DIRECTIVE. Where does the string "empty" appear in the records? Copy every line that contains it.
─── EXTRACTED MATERIAL
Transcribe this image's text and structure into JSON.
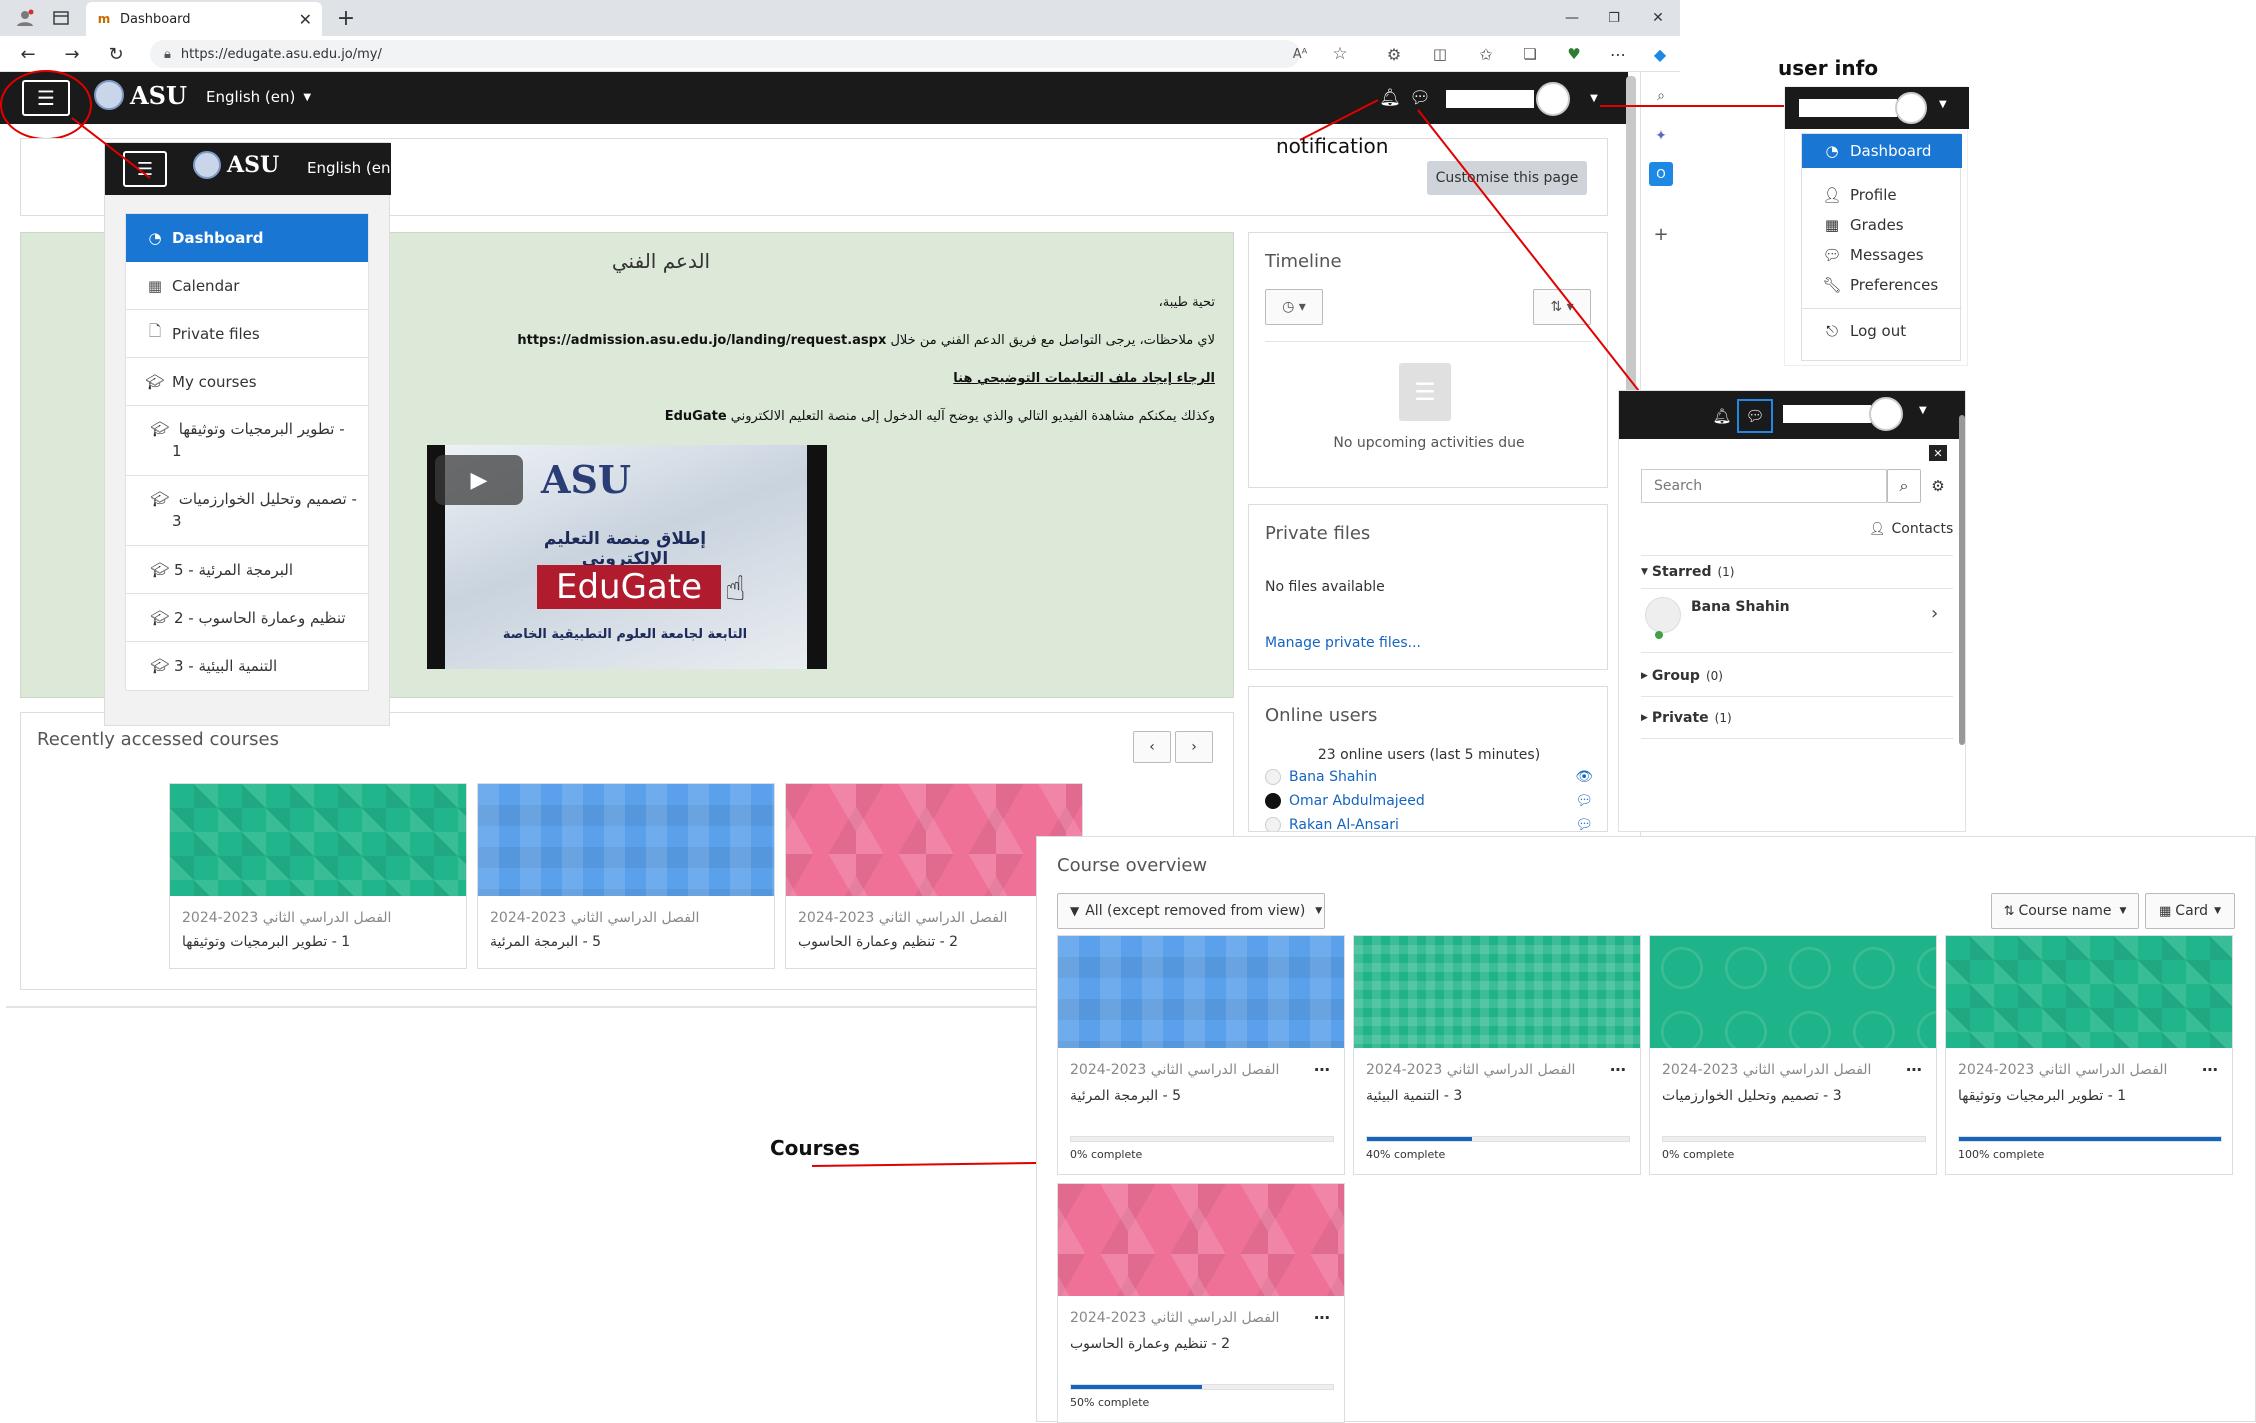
{
  "browser": {
    "tab_title": "Dashboard",
    "url": "https://edugate.asu.edu.jo/my/",
    "reader_label": "Aᴬ"
  },
  "navbar": {
    "logo_text": "ASU",
    "language": "English (en)"
  },
  "annotations": {
    "user_info": "user info",
    "notification": "notification",
    "courses": "Courses"
  },
  "page": {
    "customise_button": "Customise this page"
  },
  "drawer": {
    "logo_text": "ASU",
    "language": "English (en)",
    "items": [
      {
        "label": "Dashboard",
        "icon": "dashboard-icon"
      },
      {
        "label": "Calendar",
        "icon": "calendar-icon"
      },
      {
        "label": "Private files",
        "icon": "file-icon"
      },
      {
        "label": "My courses",
        "icon": "graduation-cap-icon"
      }
    ],
    "courses": [
      {
        "label": "تطوير البرمجيات وتوثيقها -",
        "num": "1"
      },
      {
        "label": "تصميم وتحليل الخوارزميات -",
        "num": "3"
      },
      {
        "label": "5 - البرمجة المرئية",
        "num": ""
      },
      {
        "label": "2 - تنظيم وعمارة الحاسوب",
        "num": ""
      },
      {
        "label": "3 - التنمية البيئية",
        "num": ""
      }
    ]
  },
  "support": {
    "title": "الدعم الفني",
    "greeting": "تحية طيبة،",
    "line1": "لاي ملاحظات، يرجى التواصل مع فريق الدعم الفني من خلال",
    "line1_link": "https://admission.asu.edu.jo/landing/request.aspx",
    "line2": "الرجاء إيجاد ملف التعليمات التوضيحي هنا",
    "line3": "وكذلك يمكنكم مشاهدة الفيديو التالي والذي يوضح آليه الدخول إلى منصة التعليم الالكتروني",
    "line3_brand": "EduGate",
    "video": {
      "logo": "ASU",
      "subtitle": "إطلاق منصة التعليم الإلكتروني",
      "brand": "EduGate",
      "footer": "التابعة لجامعة العلوم التطبيقية الخاصة"
    }
  },
  "timeline": {
    "title": "Timeline",
    "empty": "No upcoming activities due"
  },
  "private_files": {
    "title": "Private files",
    "empty": "No files available",
    "manage": "Manage private files..."
  },
  "online_users": {
    "title": "Online users",
    "count": "23 online users (last 5 minutes)",
    "users": [
      "Bana Shahin",
      "Omar Abdulmajeed",
      "Rakan Al-Ansari"
    ]
  },
  "recent": {
    "title": "Recently accessed courses",
    "cards": [
      {
        "term": "الفصل الدراسي الثاني 2023-2024",
        "name": "1 - تطوير البرمجيات وتوثيقها",
        "pattern": "green"
      },
      {
        "term": "الفصل الدراسي الثاني 2023-2024",
        "name": "5 - البرمجة المرئية",
        "pattern": "blue"
      },
      {
        "term": "الفصل الدراسي الثاني 2023-2024",
        "name": "2 - تنظيم وعمارة الحاسوب",
        "pattern": "pink"
      }
    ]
  },
  "user_menu": {
    "items": [
      "Dashboard",
      "Profile",
      "Grades",
      "Messages",
      "Preferences",
      "Log out"
    ]
  },
  "messages": {
    "search_placeholder": "Search",
    "contacts": "Contacts",
    "starred": "Starred",
    "starred_count": "(1)",
    "contact_name": "Bana Shahin",
    "group": "Group",
    "group_count": "(0)",
    "private": "Private",
    "private_count": "(1)"
  },
  "overview": {
    "title": "Course overview",
    "filter": "All (except removed from view)",
    "sort": "Course name",
    "view": "Card",
    "cards": [
      {
        "term": "الفصل الدراسي الثاني 2023-2024",
        "name": "5 - البرمجة المرئية",
        "progress": 0,
        "progress_label": "0% complete",
        "pattern": "blue"
      },
      {
        "term": "الفصل الدراسي الثاني 2023-2024",
        "name": "3 - التنمية البيئية",
        "progress": 40,
        "progress_label": "40% complete",
        "pattern": "plaid"
      },
      {
        "term": "الفصل الدراسي الثاني 2023-2024",
        "name": "3 - تصميم وتحليل الخوارزميات",
        "progress": 0,
        "progress_label": "0% complete",
        "pattern": "circ"
      },
      {
        "term": "الفصل الدراسي الثاني 2023-2024",
        "name": "1 - تطوير البرمجيات وتوثيقها",
        "progress": 100,
        "progress_label": "100% complete",
        "pattern": "green"
      },
      {
        "term": "الفصل الدراسي الثاني 2023-2024",
        "name": "2 - تنظيم وعمارة الحاسوب",
        "progress": 50,
        "progress_label": "50% complete",
        "pattern": "pink"
      }
    ]
  },
  "colors": {
    "primary": "#1565c0",
    "navbar": "#1a1a1a",
    "annotation": "#e00000",
    "support_bg": "#dce8d8"
  }
}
──────
ANSWER TO THIS PROBLEM.
    "empty": "No upcoming activities due"
    "empty": "No files available",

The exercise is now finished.